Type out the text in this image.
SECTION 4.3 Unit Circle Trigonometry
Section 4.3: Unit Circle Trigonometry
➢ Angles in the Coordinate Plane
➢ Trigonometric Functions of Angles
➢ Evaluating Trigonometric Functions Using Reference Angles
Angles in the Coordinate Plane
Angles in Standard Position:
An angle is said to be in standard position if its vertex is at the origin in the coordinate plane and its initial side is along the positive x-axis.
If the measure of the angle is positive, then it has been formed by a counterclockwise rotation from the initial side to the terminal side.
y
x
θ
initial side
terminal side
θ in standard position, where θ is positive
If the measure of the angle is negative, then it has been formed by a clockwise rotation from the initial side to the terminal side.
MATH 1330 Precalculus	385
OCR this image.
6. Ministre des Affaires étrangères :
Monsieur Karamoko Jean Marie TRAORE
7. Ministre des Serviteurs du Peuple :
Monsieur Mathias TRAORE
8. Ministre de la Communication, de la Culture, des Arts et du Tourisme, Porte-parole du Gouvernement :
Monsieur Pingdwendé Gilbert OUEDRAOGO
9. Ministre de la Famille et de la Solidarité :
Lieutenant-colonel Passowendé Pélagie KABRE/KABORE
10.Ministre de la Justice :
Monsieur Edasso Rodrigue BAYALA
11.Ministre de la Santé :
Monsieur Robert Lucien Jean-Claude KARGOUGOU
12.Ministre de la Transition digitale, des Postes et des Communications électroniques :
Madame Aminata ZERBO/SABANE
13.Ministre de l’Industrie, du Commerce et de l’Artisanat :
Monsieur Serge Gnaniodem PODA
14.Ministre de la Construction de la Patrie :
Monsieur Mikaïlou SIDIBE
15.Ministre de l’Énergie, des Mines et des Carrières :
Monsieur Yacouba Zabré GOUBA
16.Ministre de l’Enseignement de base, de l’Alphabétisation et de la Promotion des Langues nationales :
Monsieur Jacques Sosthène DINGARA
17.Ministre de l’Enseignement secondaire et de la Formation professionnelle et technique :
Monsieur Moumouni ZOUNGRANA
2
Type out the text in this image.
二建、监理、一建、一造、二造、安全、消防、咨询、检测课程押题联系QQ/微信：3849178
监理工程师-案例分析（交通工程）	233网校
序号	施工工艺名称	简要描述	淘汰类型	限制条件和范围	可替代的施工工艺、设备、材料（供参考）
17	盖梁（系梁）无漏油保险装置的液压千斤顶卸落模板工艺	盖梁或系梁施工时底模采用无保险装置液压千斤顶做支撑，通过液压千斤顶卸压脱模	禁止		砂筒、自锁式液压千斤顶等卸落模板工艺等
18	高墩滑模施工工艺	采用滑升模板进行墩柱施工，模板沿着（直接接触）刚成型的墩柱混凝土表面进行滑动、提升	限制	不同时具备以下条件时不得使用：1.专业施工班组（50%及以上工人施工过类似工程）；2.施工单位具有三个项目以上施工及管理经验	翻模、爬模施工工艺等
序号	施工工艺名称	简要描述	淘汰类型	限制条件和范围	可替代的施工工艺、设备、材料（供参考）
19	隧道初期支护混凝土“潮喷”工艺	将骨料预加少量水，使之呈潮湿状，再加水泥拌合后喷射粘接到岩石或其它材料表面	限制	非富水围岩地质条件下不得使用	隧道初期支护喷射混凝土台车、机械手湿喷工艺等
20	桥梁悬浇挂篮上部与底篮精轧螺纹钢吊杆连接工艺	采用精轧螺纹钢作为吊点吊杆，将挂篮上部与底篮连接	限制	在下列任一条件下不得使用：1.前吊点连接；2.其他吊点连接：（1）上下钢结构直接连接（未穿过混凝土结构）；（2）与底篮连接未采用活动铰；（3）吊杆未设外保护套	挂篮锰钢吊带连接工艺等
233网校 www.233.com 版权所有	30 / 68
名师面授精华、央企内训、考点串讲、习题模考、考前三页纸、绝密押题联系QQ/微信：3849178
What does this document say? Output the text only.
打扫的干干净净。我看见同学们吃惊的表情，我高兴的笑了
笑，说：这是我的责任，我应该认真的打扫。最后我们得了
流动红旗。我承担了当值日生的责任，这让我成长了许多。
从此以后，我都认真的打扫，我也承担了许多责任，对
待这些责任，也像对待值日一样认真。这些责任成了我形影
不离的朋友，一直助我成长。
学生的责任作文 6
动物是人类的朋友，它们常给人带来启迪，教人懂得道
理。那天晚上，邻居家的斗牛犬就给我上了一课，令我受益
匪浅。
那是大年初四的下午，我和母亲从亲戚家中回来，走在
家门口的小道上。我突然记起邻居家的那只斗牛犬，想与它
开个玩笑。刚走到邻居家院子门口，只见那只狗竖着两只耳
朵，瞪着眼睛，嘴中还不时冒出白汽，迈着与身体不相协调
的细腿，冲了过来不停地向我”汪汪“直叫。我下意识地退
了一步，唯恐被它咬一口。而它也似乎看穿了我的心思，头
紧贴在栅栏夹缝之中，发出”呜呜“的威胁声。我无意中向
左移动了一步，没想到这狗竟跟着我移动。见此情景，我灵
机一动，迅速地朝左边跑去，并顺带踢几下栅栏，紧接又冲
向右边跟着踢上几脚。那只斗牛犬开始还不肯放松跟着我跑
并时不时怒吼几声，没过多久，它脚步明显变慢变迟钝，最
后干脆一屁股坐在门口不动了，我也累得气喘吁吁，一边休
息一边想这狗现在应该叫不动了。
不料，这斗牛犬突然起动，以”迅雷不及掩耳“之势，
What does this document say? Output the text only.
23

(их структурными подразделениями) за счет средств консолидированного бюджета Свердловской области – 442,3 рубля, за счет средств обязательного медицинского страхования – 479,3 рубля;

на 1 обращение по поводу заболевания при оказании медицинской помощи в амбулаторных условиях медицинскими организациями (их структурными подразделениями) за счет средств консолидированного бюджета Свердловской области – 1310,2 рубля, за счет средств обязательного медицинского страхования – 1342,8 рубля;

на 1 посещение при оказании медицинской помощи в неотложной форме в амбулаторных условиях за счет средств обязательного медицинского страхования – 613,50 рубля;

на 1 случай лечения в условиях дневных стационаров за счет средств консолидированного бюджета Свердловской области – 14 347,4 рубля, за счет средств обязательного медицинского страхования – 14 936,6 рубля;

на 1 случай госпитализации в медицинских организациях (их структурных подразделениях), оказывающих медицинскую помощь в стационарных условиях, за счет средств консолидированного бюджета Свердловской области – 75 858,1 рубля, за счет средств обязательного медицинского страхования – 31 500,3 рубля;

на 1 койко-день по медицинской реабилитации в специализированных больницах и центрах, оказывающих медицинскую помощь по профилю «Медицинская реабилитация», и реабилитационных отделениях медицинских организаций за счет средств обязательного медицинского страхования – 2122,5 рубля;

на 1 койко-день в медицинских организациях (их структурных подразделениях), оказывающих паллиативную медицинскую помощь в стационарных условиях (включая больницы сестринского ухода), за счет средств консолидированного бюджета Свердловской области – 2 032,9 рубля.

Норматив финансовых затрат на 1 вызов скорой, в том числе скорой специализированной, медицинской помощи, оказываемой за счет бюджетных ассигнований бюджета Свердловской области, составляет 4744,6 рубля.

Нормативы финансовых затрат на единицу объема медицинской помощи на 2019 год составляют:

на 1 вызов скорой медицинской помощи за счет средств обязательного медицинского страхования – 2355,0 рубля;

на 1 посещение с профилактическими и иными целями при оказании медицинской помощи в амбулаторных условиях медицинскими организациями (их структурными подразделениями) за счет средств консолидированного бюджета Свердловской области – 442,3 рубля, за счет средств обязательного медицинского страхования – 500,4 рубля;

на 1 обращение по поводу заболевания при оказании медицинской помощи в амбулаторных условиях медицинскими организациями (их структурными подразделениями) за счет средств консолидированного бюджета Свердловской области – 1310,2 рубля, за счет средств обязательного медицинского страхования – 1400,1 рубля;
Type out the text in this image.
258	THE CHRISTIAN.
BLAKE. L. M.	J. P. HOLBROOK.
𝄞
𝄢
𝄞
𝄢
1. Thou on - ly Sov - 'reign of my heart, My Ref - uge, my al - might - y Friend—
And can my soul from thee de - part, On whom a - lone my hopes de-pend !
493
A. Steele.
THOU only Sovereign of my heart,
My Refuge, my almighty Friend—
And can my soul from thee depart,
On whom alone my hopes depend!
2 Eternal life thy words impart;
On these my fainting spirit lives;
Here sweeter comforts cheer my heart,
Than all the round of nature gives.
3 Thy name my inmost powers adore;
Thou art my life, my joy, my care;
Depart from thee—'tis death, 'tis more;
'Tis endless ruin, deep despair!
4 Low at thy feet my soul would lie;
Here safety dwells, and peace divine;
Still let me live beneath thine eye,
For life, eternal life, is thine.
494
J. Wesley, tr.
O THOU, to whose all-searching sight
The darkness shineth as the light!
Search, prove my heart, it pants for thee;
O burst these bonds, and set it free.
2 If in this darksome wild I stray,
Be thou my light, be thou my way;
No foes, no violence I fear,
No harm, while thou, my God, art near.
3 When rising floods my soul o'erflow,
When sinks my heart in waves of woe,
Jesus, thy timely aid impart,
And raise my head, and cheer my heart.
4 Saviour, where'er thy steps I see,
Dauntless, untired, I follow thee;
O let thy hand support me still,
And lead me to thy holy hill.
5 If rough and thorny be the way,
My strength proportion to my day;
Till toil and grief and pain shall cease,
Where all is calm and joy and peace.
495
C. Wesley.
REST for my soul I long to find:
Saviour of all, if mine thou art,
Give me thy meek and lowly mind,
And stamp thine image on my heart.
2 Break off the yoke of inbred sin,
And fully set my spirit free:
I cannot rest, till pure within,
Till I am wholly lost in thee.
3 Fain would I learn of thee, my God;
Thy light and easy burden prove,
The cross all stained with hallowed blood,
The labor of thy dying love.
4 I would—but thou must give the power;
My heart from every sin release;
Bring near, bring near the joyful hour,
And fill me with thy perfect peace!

-------------------------

TASK INSTRUCTIONS — How many lines in the entries contain the string "Functions"? Answer with the number only.

EXERCISE RESPONSE — 2